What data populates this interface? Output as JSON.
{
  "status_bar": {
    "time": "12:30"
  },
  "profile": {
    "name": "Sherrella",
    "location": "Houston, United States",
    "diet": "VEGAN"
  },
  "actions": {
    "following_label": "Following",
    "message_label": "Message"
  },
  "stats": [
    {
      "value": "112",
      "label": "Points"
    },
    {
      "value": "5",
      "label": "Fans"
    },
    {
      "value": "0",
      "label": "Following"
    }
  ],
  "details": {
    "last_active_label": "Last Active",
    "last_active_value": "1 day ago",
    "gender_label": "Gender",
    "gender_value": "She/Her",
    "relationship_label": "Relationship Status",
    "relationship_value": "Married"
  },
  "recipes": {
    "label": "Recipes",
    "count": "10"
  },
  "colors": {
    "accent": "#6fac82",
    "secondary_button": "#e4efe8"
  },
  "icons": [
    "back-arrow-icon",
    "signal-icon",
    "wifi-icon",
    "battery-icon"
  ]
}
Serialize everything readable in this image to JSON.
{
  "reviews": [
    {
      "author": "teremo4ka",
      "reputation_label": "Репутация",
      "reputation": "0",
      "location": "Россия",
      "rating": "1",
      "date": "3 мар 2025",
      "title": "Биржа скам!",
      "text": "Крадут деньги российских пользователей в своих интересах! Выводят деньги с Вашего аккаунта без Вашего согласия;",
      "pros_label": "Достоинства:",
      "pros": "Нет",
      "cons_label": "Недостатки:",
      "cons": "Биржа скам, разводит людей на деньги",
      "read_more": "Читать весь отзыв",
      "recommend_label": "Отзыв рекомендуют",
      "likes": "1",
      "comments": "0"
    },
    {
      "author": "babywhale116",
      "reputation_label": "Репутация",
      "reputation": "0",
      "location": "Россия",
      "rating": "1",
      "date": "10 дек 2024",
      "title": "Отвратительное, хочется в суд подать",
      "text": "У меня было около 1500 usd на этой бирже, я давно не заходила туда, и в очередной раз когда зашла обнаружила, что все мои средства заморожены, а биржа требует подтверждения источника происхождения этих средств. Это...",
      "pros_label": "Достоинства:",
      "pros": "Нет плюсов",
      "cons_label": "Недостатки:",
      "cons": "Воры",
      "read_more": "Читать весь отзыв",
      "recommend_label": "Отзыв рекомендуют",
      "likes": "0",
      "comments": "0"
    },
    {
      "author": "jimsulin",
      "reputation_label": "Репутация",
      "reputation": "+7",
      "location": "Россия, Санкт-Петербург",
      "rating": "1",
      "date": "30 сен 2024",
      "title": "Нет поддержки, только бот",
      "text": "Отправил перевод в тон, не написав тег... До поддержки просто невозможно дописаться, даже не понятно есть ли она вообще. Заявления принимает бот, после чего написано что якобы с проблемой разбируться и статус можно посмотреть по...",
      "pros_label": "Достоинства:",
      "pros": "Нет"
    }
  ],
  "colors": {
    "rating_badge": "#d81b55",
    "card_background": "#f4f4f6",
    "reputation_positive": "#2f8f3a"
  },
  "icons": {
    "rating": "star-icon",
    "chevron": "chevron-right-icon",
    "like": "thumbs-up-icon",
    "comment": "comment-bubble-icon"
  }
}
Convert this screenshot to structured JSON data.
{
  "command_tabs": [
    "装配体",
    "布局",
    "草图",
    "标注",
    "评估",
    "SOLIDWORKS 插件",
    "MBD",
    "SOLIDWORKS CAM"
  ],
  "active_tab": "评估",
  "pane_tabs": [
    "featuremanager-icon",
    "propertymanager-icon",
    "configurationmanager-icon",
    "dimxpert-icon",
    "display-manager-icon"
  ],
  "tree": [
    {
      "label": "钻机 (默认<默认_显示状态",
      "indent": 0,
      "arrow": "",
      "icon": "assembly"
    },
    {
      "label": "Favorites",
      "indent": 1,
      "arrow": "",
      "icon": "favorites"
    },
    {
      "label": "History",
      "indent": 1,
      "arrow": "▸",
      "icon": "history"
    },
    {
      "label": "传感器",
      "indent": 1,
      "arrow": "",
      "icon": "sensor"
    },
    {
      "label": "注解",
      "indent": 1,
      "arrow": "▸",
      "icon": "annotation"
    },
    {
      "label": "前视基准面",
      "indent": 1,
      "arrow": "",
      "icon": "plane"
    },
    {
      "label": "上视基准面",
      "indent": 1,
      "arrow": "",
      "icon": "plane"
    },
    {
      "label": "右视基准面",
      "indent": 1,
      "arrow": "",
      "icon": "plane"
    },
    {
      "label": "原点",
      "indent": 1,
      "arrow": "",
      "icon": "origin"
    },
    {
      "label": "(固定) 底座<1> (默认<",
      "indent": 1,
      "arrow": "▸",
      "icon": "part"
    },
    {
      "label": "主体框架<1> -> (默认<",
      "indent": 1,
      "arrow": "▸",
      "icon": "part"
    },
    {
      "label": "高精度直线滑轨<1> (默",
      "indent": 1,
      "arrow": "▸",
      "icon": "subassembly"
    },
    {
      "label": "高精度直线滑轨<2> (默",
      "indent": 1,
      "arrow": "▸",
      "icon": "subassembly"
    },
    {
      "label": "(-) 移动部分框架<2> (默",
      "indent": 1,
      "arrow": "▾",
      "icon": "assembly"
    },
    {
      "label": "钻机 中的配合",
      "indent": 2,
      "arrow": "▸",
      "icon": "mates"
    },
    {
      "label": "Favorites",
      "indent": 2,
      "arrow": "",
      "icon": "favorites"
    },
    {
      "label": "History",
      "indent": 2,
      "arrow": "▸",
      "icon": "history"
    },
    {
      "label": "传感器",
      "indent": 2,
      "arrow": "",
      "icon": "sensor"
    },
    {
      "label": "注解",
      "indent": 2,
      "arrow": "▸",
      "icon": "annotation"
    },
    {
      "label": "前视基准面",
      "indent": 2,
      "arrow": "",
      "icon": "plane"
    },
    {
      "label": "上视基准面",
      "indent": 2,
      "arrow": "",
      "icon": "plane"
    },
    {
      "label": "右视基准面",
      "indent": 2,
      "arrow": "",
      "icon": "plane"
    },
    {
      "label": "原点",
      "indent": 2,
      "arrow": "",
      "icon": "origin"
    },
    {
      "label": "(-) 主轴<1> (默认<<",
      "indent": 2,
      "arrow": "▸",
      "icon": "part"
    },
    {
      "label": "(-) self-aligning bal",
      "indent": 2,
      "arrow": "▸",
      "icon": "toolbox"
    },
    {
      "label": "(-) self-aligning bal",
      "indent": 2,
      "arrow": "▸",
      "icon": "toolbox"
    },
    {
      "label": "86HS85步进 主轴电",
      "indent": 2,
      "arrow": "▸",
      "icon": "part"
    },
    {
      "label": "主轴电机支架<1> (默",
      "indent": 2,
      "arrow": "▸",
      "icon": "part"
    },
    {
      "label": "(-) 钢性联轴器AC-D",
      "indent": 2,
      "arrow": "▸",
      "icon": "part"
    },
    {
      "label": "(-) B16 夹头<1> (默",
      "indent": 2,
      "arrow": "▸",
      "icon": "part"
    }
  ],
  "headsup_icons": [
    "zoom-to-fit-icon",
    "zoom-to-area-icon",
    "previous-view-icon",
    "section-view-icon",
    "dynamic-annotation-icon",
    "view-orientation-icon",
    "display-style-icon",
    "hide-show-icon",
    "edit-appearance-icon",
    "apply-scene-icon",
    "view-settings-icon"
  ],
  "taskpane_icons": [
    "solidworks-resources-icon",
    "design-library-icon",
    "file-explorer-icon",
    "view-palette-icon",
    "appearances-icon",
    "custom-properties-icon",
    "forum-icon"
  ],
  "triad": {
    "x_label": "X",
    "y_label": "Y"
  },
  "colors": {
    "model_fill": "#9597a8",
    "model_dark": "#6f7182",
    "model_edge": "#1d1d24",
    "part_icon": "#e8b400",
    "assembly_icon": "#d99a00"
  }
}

**********

_Exercise directions_
Print the records above exactly as they appear.

_The result_
What data populates this interface? Output as JSON.
{
  "status_bar": {
    "time": "12:30"
  },
  "profile": {
    "name": "Sherrella",
    "location": "Houston, United States",
    "diet": "VEGAN"
  },
  "actions": {
    "following_label": "Following",
    "message_label": "Message"
  },
  "stats": [
    {
      "value": "112",
      "label": "Points"
    },
    {
      "value": "5",
      "label": "Fans"
    },
    {
      "value": "0",
      "label": "Following"
    }
  ],
  "details": {
    "last_active_label": "Last Active",
    "last_active_value": "1 day ago",
    "gender_label": "Gender",
    "gender_value": "She/Her",
    "relationship_label": "Relationship Status",
    "relationship_value": "Married"
  },
  "recipes": {
    "label": "Recipes",
    "count": "10"
  },
  "colors": {
    "accent": "#6fac82",
    "secondary_button": "#e4efe8"
  },
  "icons": [
    "back-arrow-icon",
    "signal-icon",
    "wifi-icon",
    "battery-icon"
  ]
}
Serialize everything readable in this image to JSON.
{
  "reviews": [
    {
      "author": "teremo4ka",
      "reputation_label": "Репутация",
      "reputation": "0",
      "location": "Россия",
      "rating": "1",
      "date": "3 мар 2025",
      "title": "Биржа скам!",
      "text": "Крадут деньги российских пользователей в своих интересах! Выводят деньги с Вашего аккаунта без Вашего согласия;",
      "pros_label": "Достоинства:",
      "pros": "Нет",
      "cons_label": "Недостатки:",
      "cons": "Биржа скам, разводит людей на деньги",
      "read_more": "Читать весь отзыв",
      "recommend_label": "Отзыв рекомендуют",
      "likes": "1",
      "comments": "0"
    },
    {
      "author": "babywhale116",
      "reputation_label": "Репутация",
      "reputation": "0",
      "location": "Россия",
      "rating": "1",
      "date": "10 дек 2024",
      "title": "Отвратительное, хочется в суд подать",
      "text": "У меня было около 1500 usd на этой бирже, я давно не заходила туда, и в очередной раз когда зашла обнаружила, что все мои средства заморожены, а биржа требует подтверждения источника происхождения этих средств. Это...",
      "pros_label": "Достоинства:",
      "pros": "Нет плюсов",
      "cons_label": "Недостатки:",
      "cons": "Воры",
      "read_more": "Читать весь отзыв",
      "recommend_label": "Отзыв рекомендуют",
      "likes": "0",
      "comments": "0"
    },
    {
      "author": "jimsulin",
      "reputation_label": "Репутация",
      "reputation": "+7",
      "location": "Россия, Санкт-Петербург",
      "rating": "1",
      "date": "30 сен 2024",
      "title": "Нет поддержки, только бот",
      "text": "Отправил перевод в тон, не написав тег... До поддержки просто невозможно дописаться, даже не понятно есть ли она вообще. Заявления принимает бот, после чего написано что якобы с проблемой разбируться и статус можно посмотреть по...",
      "pros_label": "Достоинства:",
      "pros": "Нет"
    }
  ],
  "colors": {
    "rating_badge": "#d81b55",
    "card_background": "#f4f4f6",
    "reputation_positive": "#2f8f3a"
  },
  "icons": {
    "rating": "star-icon",
    "chevron": "chevron-right-icon",
    "like": "thumbs-up-icon",
    "comment": "comment-bubble-icon"
  }
}
Convert this screenshot to structured JSON data.
{
  "command_tabs": [
    "装配体",
    "布局",
    "草图",
    "标注",
    "评估",
    "SOLIDWORKS 插件",
    "MBD",
    "SOLIDWORKS CAM"
  ],
  "active_tab": "评估",
  "pane_tabs": [
    "featuremanager-icon",
    "propertymanager-icon",
    "configurationmanager-icon",
    "dimxpert-icon",
    "display-manager-icon"
  ],
  "tree": [
    {
      "label": "钻机 (默认<默认_显示状态",
      "indent": 0,
      "arrow": "",
      "icon": "assembly"
    },
    {
      "label": "Favorites",
      "indent": 1,
      "arrow": "",
      "icon": "favorites"
    },
    {
      "label": "History",
      "indent": 1,
      "arrow": "▸",
      "icon": "history"
    },
    {
      "label": "传感器",
      "indent": 1,
      "arrow": "",
      "icon": "sensor"
    },
    {
      "label": "注解",
      "indent": 1,
      "arrow": "▸",
      "icon": "annotation"
    },
    {
      "label": "前视基准面",
      "indent": 1,
      "arrow": "",
      "icon": "plane"
    },
    {
      "label": "上视基准面",
      "indent": 1,
      "arrow": "",
      "icon": "plane"
    },
    {
      "label": "右视基准面",
      "indent": 1,
      "arrow": "",
      "icon": "plane"
    },
    {
      "label": "原点",
      "indent": 1,
      "arrow": "",
      "icon": "origin"
    },
    {
      "label": "(固定) 底座<1> (默认<",
      "indent": 1,
      "arrow": "▸",
      "icon": "part"
    },
    {
      "label": "主体框架<1> -> (默认<",
      "indent": 1,
      "arrow": "▸",
      "icon": "part"
    },
    {
      "label": "高精度直线滑轨<1> (默",
      "indent": 1,
      "arrow": "▸",
      "icon": "subassembly"
    },
    {
      "label": "高精度直线滑轨<2> (默",
      "indent": 1,
      "arrow": "▸",
      "icon": "subassembly"
    },
    {
      "label": "(-) 移动部分框架<2> (默",
      "indent": 1,
      "arrow": "▾",
      "icon": "assembly"
    },
    {
      "label": "钻机 中的配合",
      "indent": 2,
      "arrow": "▸",
      "icon": "mates"
    },
    {
      "label": "Favorites",
      "indent": 2,
      "arrow": "",
      "icon": "favorites"
    },
    {
      "label": "History",
      "indent": 2,
      "arrow": "▸",
      "icon": "history"
    },
    {
      "label": "传感器",
      "indent": 2,
      "arrow": "",
      "icon": "sensor"
    },
    {
      "label": "注解",
      "indent": 2,
      "arrow": "▸",
      "icon": "annotation"
    },
    {
      "label": "前视基准面",
      "indent": 2,
      "arrow": "",
      "icon": "plane"
    },
    {
      "label": "上视基准面",
      "indent": 2,
      "arrow": "",
      "icon": "plane"
    },
    {
      "label": "右视基准面",
      "indent": 2,
      "arrow": "",
      "icon": "plane"
    },
    {
      "label": "原点",
      "indent": 2,
      "arrow": "",
      "icon": "origin"
    },
    {
      "label": "(-) 主轴<1> (默认<<",
      "indent": 2,
      "arrow": "▸",
      "icon": "part"
    },
    {
      "label": "(-) self-aligning bal",
      "indent": 2,
      "arrow": "▸",
      "icon": "toolbox"
    },
    {
      "label": "(-) self-aligning bal",
      "indent": 2,
      "arrow": "▸",
      "icon": "toolbox"
    },
    {
      "label": "86HS85步进 主轴电",
      "indent": 2,
      "arrow": "▸",
      "icon": "part"
    },
    {
      "label": "主轴电机支架<1> (默",
      "indent": 2,
      "arrow": "▸",
      "icon": "part"
    },
    {
      "label": "(-) 钢性联轴器AC-D",
      "indent": 2,
      "arrow": "▸",
      "icon": "part"
    },
    {
      "label": "(-) B16 夹头<1> (默",
      "indent": 2,
      "arrow": "▸",
      "icon": "part"
    }
  ],
  "headsup_icons": [
    "zoom-to-fit-icon",
    "zoom-to-area-icon",
    "previous-view-icon",
    "section-view-icon",
    "dynamic-annotation-icon",
    "view-orientation-icon",
    "display-style-icon",
    "hide-show-icon",
    "edit-appearance-icon",
    "apply-scene-icon",
    "view-settings-icon"
  ],
  "taskpane_icons": [
    "solidworks-resources-icon",
    "design-library-icon",
    "file-explorer-icon",
    "view-palette-icon",
    "appearances-icon",
    "custom-properties-icon",
    "forum-icon"
  ],
  "triad": {
    "x_label": "X",
    "y_label": "Y"
  },
  "colors": {
    "model_fill": "#9597a8",
    "model_dark": "#6f7182",
    "model_edge": "#1d1d24",
    "part_icon": "#e8b400",
    "assembly_icon": "#d99a00"
  }
}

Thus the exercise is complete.